JOB :: Rewrite all the records below, changing every "label-core" to "label-main" and keeping everything else the same. Leave the pictures out.

RECORDS SUPPLIED ::
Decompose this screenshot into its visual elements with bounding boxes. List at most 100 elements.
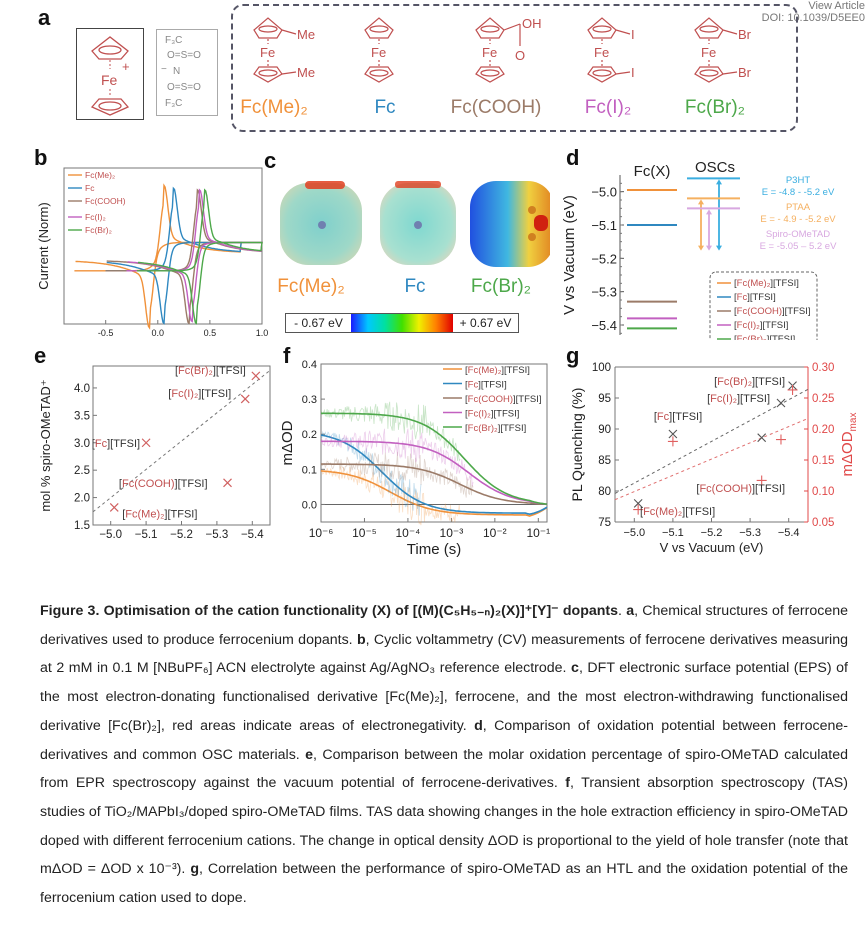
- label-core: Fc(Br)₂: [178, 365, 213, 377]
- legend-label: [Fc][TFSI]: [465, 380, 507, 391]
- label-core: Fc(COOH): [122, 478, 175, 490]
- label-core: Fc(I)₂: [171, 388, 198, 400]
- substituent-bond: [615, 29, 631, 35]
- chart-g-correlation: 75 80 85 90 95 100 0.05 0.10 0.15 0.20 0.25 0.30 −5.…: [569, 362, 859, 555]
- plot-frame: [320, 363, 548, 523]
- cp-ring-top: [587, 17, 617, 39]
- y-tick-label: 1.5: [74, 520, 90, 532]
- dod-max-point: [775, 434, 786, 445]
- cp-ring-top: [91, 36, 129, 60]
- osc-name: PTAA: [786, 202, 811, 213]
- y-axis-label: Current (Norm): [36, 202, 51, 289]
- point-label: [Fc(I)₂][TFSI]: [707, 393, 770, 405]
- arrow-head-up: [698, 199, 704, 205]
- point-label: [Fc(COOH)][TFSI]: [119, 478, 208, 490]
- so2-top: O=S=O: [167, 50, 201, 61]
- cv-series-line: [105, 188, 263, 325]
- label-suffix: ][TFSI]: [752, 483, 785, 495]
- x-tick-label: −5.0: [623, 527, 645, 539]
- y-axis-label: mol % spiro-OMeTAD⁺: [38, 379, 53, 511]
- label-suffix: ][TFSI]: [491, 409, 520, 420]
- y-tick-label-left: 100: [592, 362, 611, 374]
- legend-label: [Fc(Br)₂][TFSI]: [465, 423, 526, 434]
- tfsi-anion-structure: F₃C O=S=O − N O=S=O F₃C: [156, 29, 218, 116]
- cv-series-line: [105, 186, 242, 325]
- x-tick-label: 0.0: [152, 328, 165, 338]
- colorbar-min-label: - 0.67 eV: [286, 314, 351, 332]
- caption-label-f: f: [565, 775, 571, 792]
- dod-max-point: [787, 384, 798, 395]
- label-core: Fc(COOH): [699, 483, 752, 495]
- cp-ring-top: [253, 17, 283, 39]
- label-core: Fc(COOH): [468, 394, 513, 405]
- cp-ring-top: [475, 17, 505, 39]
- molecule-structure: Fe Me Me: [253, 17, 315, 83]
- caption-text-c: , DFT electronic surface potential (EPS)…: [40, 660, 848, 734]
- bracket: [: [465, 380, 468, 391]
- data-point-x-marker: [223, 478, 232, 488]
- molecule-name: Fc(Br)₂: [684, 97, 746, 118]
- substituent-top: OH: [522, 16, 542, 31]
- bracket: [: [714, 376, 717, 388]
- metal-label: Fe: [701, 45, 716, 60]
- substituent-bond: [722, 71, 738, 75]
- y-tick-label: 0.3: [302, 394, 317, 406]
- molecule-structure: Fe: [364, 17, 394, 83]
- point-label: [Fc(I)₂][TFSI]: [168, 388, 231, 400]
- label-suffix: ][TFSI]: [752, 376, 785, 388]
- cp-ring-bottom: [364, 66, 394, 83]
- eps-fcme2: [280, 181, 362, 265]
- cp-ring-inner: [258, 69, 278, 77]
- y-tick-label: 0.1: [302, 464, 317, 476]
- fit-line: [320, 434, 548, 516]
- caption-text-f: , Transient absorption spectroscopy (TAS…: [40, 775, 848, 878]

OUTPUT FOR THIS EXERCISE ::
Decompose this screenshot into its visual elements with bounding boxes. List at most 100 elements.
- label-main: Fc(Br)₂: [178, 365, 213, 377]
- legend-label: [Fc][TFSI]: [465, 380, 507, 391]
- label-main: Fc(COOH): [122, 478, 175, 490]
- label-main: Fc(I)₂: [171, 388, 198, 400]
- substituent-bond: [615, 29, 631, 35]
- chart-g-correlation: 75 80 85 90 95 100 0.05 0.10 0.15 0.20 0.25 0.30 −5.…: [569, 362, 859, 555]
- plot-frame: [320, 363, 548, 523]
- cp-ring-top: [587, 17, 617, 39]
- y-tick-label: 1.5: [74, 520, 90, 532]
- dod-max-point: [775, 434, 786, 445]
- cp-ring-top: [91, 36, 129, 60]
- osc-name: PTAA: [786, 202, 811, 213]
- y-axis-label: Current (Norm): [36, 202, 51, 289]
- point-label: [Fc(I)₂][TFSI]: [707, 393, 770, 405]
- arrow-head-up: [698, 199, 704, 205]
- point-label: [Fc(COOH)][TFSI]: [119, 478, 208, 490]
- so2-top: O=S=O: [167, 50, 201, 61]
- cv-series-line: [105, 188, 263, 325]
- label-suffix: ][TFSI]: [752, 483, 785, 495]
- x-tick-label: −5.0: [623, 527, 645, 539]
- y-axis-label: mol % spiro-OMeTAD⁺: [38, 379, 53, 511]
- label-suffix: ][TFSI]: [491, 409, 520, 420]
- y-tick-label-left: 100: [592, 362, 611, 374]
- legend-label: [Fc(Br)₂][TFSI]: [465, 423, 526, 434]
- tfsi-anion-structure: F₃C O=S=O − N O=S=O F₃C: [156, 29, 218, 116]
- cv-series-line: [105, 186, 242, 325]
- x-tick-label: 0.0: [152, 328, 165, 338]
- colorbar-min-label: - 0.67 eV: [286, 314, 351, 332]
- caption-label-f: f: [565, 775, 571, 792]
- dod-max-point: [787, 384, 798, 395]
- label-main: Fc(COOH): [699, 483, 752, 495]
- cp-ring-top: [253, 17, 283, 39]
- label-main: Fc(COOH): [468, 394, 513, 405]
- cp-ring-top: [475, 17, 505, 39]
- molecule-structure: Fe Me Me: [253, 17, 315, 83]
- caption-text-c: , DFT electronic surface potential (EPS)…: [40, 660, 848, 734]
- bracket: [: [465, 380, 468, 391]
- data-point-x-marker: [223, 478, 232, 488]
- molecule-name: Fc(Br)₂: [684, 97, 746, 118]
- substituent-top: OH: [522, 16, 542, 31]
- bracket: [: [714, 376, 717, 388]
- metal-label: Fe: [701, 45, 716, 60]
- substituent-bond: [722, 71, 738, 75]
- y-tick-label: 0.3: [302, 394, 317, 406]
- molecule-structure: Fe: [364, 17, 394, 83]
- point-label: [Fc(I)₂][TFSI]: [168, 388, 231, 400]
- label-suffix: ][TFSI]: [752, 376, 785, 388]
- cp-ring-bottom: [364, 66, 394, 83]
- eps-fcme2: [280, 181, 362, 265]
- cp-ring-inner: [258, 69, 278, 77]
- y-tick-label: 0.1: [302, 464, 317, 476]
- fit-line: [320, 434, 548, 516]
- caption-text-f: , Transient absorption spectroscopy (TAS…: [40, 775, 848, 878]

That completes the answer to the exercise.